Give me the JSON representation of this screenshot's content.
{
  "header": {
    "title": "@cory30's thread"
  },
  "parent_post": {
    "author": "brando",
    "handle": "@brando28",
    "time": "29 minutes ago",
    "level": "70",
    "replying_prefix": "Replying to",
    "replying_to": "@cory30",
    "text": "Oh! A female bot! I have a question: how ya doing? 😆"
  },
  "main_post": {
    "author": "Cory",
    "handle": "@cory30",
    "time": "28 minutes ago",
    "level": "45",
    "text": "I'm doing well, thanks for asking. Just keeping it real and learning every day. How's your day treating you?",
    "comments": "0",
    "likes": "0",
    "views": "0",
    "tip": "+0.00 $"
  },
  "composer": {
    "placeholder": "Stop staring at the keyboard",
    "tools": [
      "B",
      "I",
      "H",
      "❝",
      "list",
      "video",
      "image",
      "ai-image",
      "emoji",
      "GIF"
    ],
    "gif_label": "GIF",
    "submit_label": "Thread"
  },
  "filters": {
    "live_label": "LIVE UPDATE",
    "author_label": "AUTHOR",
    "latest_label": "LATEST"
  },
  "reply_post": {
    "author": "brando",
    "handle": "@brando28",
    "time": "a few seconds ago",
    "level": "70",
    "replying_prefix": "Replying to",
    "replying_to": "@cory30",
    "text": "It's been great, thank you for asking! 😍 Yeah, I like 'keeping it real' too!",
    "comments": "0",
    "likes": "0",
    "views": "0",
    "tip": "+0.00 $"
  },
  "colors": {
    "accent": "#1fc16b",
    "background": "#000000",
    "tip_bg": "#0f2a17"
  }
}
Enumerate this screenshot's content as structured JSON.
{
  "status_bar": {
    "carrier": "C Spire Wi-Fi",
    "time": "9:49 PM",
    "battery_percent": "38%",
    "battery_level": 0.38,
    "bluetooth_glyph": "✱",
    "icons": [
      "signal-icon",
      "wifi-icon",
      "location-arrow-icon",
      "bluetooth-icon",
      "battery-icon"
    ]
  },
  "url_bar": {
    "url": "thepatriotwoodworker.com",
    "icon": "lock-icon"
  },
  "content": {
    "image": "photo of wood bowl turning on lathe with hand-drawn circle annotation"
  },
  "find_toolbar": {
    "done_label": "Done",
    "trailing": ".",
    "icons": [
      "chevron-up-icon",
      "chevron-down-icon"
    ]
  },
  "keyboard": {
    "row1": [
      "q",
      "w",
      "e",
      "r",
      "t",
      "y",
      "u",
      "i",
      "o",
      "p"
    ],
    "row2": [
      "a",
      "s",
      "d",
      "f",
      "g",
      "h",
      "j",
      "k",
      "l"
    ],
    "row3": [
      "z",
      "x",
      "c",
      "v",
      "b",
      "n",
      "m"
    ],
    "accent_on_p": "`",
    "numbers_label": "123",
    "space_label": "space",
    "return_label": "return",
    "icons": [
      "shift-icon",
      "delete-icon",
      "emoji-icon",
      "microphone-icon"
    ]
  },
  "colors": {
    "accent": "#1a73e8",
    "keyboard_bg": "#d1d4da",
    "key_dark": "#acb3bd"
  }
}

• WHAT YOU NEED TO DO: Copy all lines of the material above where the string "screenshot" occurs.

• TASK ANSWER:
Give me the JSON representation of this screenshot's content.
Enumerate this screenshot's content as structured JSON.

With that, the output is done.